> [SET TASK]:
All entries below need to be written out exactly, but without their pictures.

(Collected data entries)
· · · · ·

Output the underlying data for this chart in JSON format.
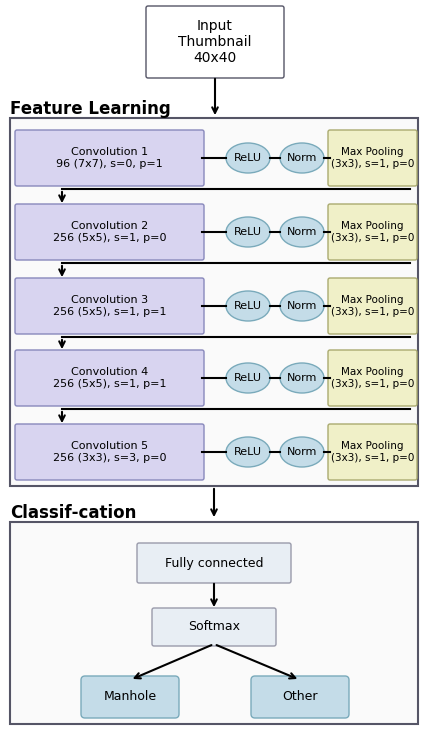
{
  "input_text": "Input\nThumbnail\n40x40",
  "feature_learning_label": "Feature Learning",
  "classification_label": "Classif­cation",
  "conv_layers": [
    {
      "conv": "Convolution 1\n96 (7x7), s=0, p=1",
      "pool": "Max Pooling\n(3x3), s=1, p=0"
    },
    {
      "conv": "Convolution 2\n256 (5x5), s=1, p=0",
      "pool": "Max Pooling\n(3x3), s=1, p=0"
    },
    {
      "conv": "Convolution 3\n256 (5x5), s=1, p=1",
      "pool": "Max Pooling\n(3x3), s=1, p=0"
    },
    {
      "conv": "Convolution 4\n256 (5x5), s=1, p=1",
      "pool": "Max Pooling\n(3x3), s=1, p=0"
    },
    {
      "conv": "Convolution 5\n256 (3x3), s=3, p=0",
      "pool": "Max Pooling\n(3x3), s=1, p=0"
    }
  ],
  "colors": {
    "conv_fill": "#d8d4f0",
    "conv_edge": "#8888bb",
    "pool_fill": "#f0f0c8",
    "pool_edge": "#aaaa70",
    "relu_norm_fill": "#c4dce8",
    "relu_norm_edge": "#7aaabb",
    "fc_fill": "#e8eef4",
    "fc_edge": "#999aaa",
    "out_fill": "#c4dce8",
    "out_edge": "#7aaabb",
    "arrow": "#000000",
    "feat_box_bg": "#fafafa",
    "class_box_bg": "#fafafa",
    "box_edge": "#555566",
    "bg": "#ffffff"
  },
  "layout": {
    "fig_w": 4.28,
    "fig_h": 7.32,
    "dpi": 100
  }
}
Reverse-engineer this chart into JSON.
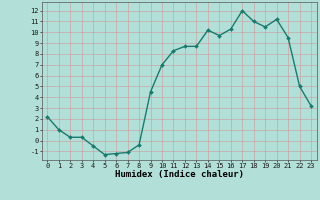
{
  "x": [
    0,
    1,
    2,
    3,
    4,
    5,
    6,
    7,
    8,
    9,
    10,
    11,
    12,
    13,
    14,
    15,
    16,
    17,
    18,
    19,
    20,
    21,
    22,
    23
  ],
  "y": [
    2.2,
    1.0,
    0.3,
    0.3,
    -0.5,
    -1.3,
    -1.2,
    -1.1,
    -0.4,
    4.5,
    7.0,
    8.3,
    8.7,
    8.7,
    10.2,
    9.7,
    10.3,
    12.0,
    11.0,
    10.5,
    11.2,
    9.5,
    5.0,
    3.2
  ],
  "xlabel": "Humidex (Indice chaleur)",
  "line_color": "#1a7a6e",
  "bg_color": "#b2e0d8",
  "grid_color_major": "#cc9999",
  "xlim": [
    -0.5,
    23.5
  ],
  "ylim": [
    -1.8,
    12.8
  ],
  "yticks": [
    -1,
    0,
    1,
    2,
    3,
    4,
    5,
    6,
    7,
    8,
    9,
    10,
    11,
    12
  ],
  "xticks": [
    0,
    1,
    2,
    3,
    4,
    5,
    6,
    7,
    8,
    9,
    10,
    11,
    12,
    13,
    14,
    15,
    16,
    17,
    18,
    19,
    20,
    21,
    22,
    23
  ],
  "marker_size": 2.0,
  "line_width": 1.0,
  "tick_fontsize": 5.0,
  "xlabel_fontsize": 6.5
}
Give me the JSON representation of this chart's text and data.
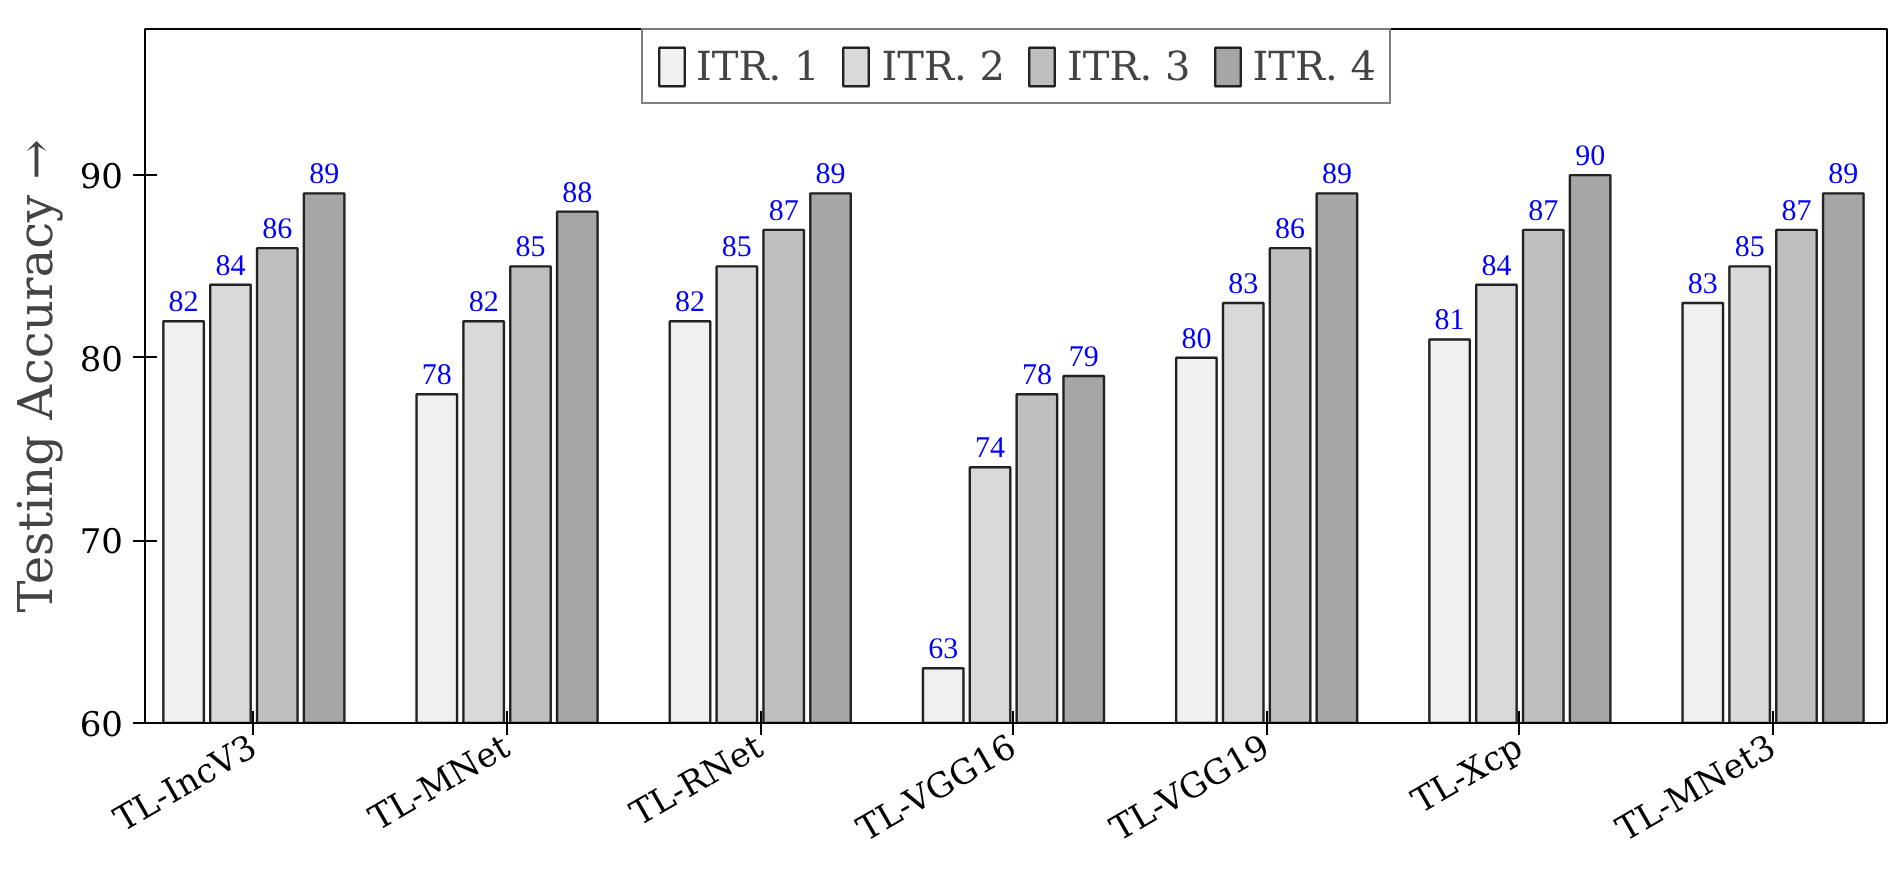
{
  "chart_data": {
    "type": "bar",
    "ylabel": "Testing Accuracy →",
    "categories": [
      "TL-IncV3",
      "TL-MNet",
      "TL-RNet",
      "TL-VGG16",
      "TL-VGG19",
      "TL-Xcp",
      "TL-MNet3"
    ],
    "series": [
      {
        "name": "ITR. 1",
        "color": "#f0f0f0",
        "values": [
          82,
          78,
          82,
          63,
          80,
          81,
          83
        ]
      },
      {
        "name": "ITR. 2",
        "color": "#d9d9d9",
        "values": [
          84,
          82,
          85,
          74,
          83,
          84,
          85
        ]
      },
      {
        "name": "ITR. 3",
        "color": "#bfbfbf",
        "values": [
          86,
          85,
          87,
          78,
          86,
          87,
          87
        ]
      },
      {
        "name": "ITR. 4",
        "color": "#a6a6a6",
        "values": [
          89,
          88,
          89,
          79,
          89,
          90,
          89
        ]
      }
    ],
    "ylim": [
      60,
      98
    ],
    "yticks": [
      60,
      70,
      80,
      90
    ],
    "grid": false,
    "legend": "top",
    "data_labels": true
  }
}
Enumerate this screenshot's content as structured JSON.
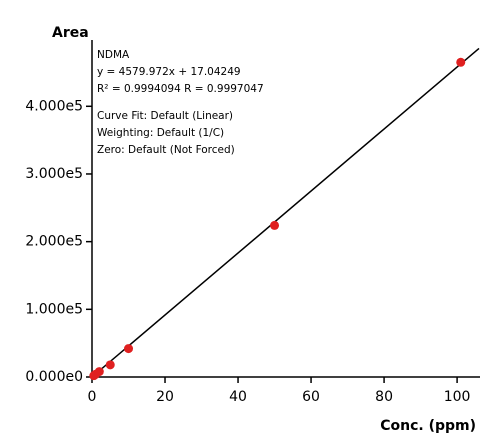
{
  "chart_data": {
    "type": "scatter",
    "y_label": "Area",
    "x_label": "Conc. (ppm)",
    "annotations": [
      "NDMA",
      "y = 4579.972x + 17.04249",
      "R² = 0.9994094    R = 0.9997047",
      "Curve Fit: Default (Linear)",
      "Weighting: Default (1/C)",
      "Zero: Default (Not Forced)"
    ],
    "fit_slope": 4579.972,
    "fit_intercept": 17.04249,
    "fit_color": "#000000",
    "x": [
      0.5,
      1,
      2,
      5,
      10,
      50,
      101
    ],
    "values": [
      2000,
      4000,
      8000,
      18000,
      42000,
      224000,
      465000
    ],
    "color": "#e02020",
    "xlim": [
      0,
      106
    ],
    "xticks": [
      0,
      20,
      40,
      60,
      80,
      100
    ],
    "ylim": [
      0,
      495000
    ],
    "yticks": [
      {
        "value": 0,
        "label": "0.000e0"
      },
      {
        "value": 100000,
        "label": "1.000e5"
      },
      {
        "value": 200000,
        "label": "2.000e5"
      },
      {
        "value": 300000,
        "label": "3.000e5"
      },
      {
        "value": 400000,
        "label": "4.000e5"
      }
    ]
  }
}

· · · · ·

> [WRITTEN SOLUTION]:
Output the underlying data for this chart in JSON format.
{
  "input_text": "Input\nThumbnail\n40x40",
  "feature_learning_label": "Feature Learning",
  "classification_label": "Classif­cation",
  "conv_layers": [
    {
      "conv": "Convolution 1\n96 (7x7), s=0, p=1",
      "pool": "Max Pooling\n(3x3), s=1, p=0"
    },
    {
      "conv": "Convolution 2\n256 (5x5), s=1, p=0",
      "pool": "Max Pooling\n(3x3), s=1, p=0"
    },
    {
      "conv": "Convolution 3\n256 (5x5), s=1, p=1",
      "pool": "Max Pooling\n(3x3), s=1, p=0"
    },
    {
      "conv": "Convolution 4\n256 (5x5), s=1, p=1",
      "pool": "Max Pooling\n(3x3), s=1, p=0"
    },
    {
      "conv": "Convolution 5\n256 (3x3), s=3, p=0",
      "pool": "Max Pooling\n(3x3), s=1, p=0"
    }
  ],
  "colors": {
    "conv_fill": "#d8d4f0",
    "conv_edge": "#8888bb",
    "pool_fill": "#f0f0c8",
    "pool_edge": "#aaaa70",
    "relu_norm_fill": "#c4dce8",
    "relu_norm_edge": "#7aaabb",
    "fc_fill": "#e8eef4",
    "fc_edge": "#999aaa",
    "out_fill": "#c4dce8",
    "out_edge": "#7aaabb",
    "arrow": "#000000",
    "feat_box_bg": "#fafafa",
    "class_box_bg": "#fafafa",
    "box_edge": "#555566",
    "bg": "#ffffff"
  },
  "layout": {
    "fig_w": 4.28,
    "fig_h": 7.32,
    "dpi": 100
  }
}
Reverse-engineer this chart into JSON.
{
  "x": [
    0,
    1,
    2,
    3,
    4,
    5,
    6,
    7,
    8,
    9,
    10,
    11,
    12,
    13,
    14,
    15,
    16,
    17,
    18,
    19,
    20,
    21,
    22,
    23
  ],
  "y": [
    2.2,
    1.0,
    0.3,
    0.3,
    -0.5,
    -1.3,
    -1.2,
    -1.1,
    -0.4,
    4.5,
    7.0,
    8.3,
    8.7,
    8.7,
    10.2,
    9.7,
    10.3,
    12.0,
    11.0,
    10.5,
    11.2,
    9.5,
    5.0,
    3.2
  ],
  "xlabel": "Humidex (Indice chaleur)",
  "line_color": "#1a7a6e",
  "bg_color": "#b2e0d8",
  "grid_color_major": "#cc9999",
  "xlim": [
    -0.5,
    23.5
  ],
  "ylim": [
    -1.8,
    12.8
  ],
  "yticks": [
    -1,
    0,
    1,
    2,
    3,
    4,
    5,
    6,
    7,
    8,
    9,
    10,
    11,
    12
  ],
  "xticks": [
    0,
    1,
    2,
    3,
    4,
    5,
    6,
    7,
    8,
    9,
    10,
    11,
    12,
    13,
    14,
    15,
    16,
    17,
    18,
    19,
    20,
    21,
    22,
    23
  ],
  "marker_size": 2.0,
  "line_width": 1.0,
  "tick_fontsize": 5.0,
  "xlabel_fontsize": 6.5
}
Give me the JSON representation of this chart's text and data.
{
  "chart_data": {
    "type": "bar",
    "ylabel": "Testing Accuracy →",
    "categories": [
      "TL-IncV3",
      "TL-MNet",
      "TL-RNet",
      "TL-VGG16",
      "TL-VGG19",
      "TL-Xcp",
      "TL-MNet3"
    ],
    "series": [
      {
        "name": "ITR. 1",
        "color": "#f0f0f0",
        "values": [
          82,
          78,
          82,
          63,
          80,
          81,
          83
        ]
      },
      {
        "name": "ITR. 2",
        "color": "#d9d9d9",
        "values": [
          84,
          82,
          85,
          74,
          83,
          84,
          85
        ]
      },
      {
        "name": "ITR. 3",
        "color": "#bfbfbf",
        "values": [
          86,
          85,
          87,
          78,
          86,
          87,
          87
        ]
      },
      {
        "name": "ITR. 4",
        "color": "#a6a6a6",
        "values": [
          89,
          88,
          89,
          79,
          89,
          90,
          89
        ]
      }
    ],
    "ylim": [
      60,
      98
    ],
    "yticks": [
      60,
      70,
      80,
      90
    ],
    "grid": false,
    "legend": "top",
    "data_labels": true
  }
}
Enumerate this screenshot's content as structured JSON.
{
  "chart_data": {
    "type": "scatter",
    "y_label": "Area",
    "x_label": "Conc. (ppm)",
    "annotations": [
      "NDMA",
      "y = 4579.972x + 17.04249",
      "R² = 0.9994094    R = 0.9997047",
      "Curve Fit: Default (Linear)",
      "Weighting: Default (1/C)",
      "Zero: Default (Not Forced)"
    ],
    "fit_slope": 4579.972,
    "fit_intercept": 17.04249,
    "fit_color": "#000000",
    "x": [
      0.5,
      1,
      2,
      5,
      10,
      50,
      101
    ],
    "values": [
      2000,
      4000,
      8000,
      18000,
      42000,
      224000,
      465000
    ],
    "color": "#e02020",
    "xlim": [
      0,
      106
    ],
    "xticks": [
      0,
      20,
      40,
      60,
      80,
      100
    ],
    "ylim": [
      0,
      495000
    ],
    "yticks": [
      {
        "value": 0,
        "label": "0.000e0"
      },
      {
        "value": 100000,
        "label": "1.000e5"
      },
      {
        "value": 200000,
        "label": "2.000e5"
      },
      {
        "value": 300000,
        "label": "3.000e5"
      },
      {
        "value": 400000,
        "label": "4.000e5"
      }
    ]
  }
}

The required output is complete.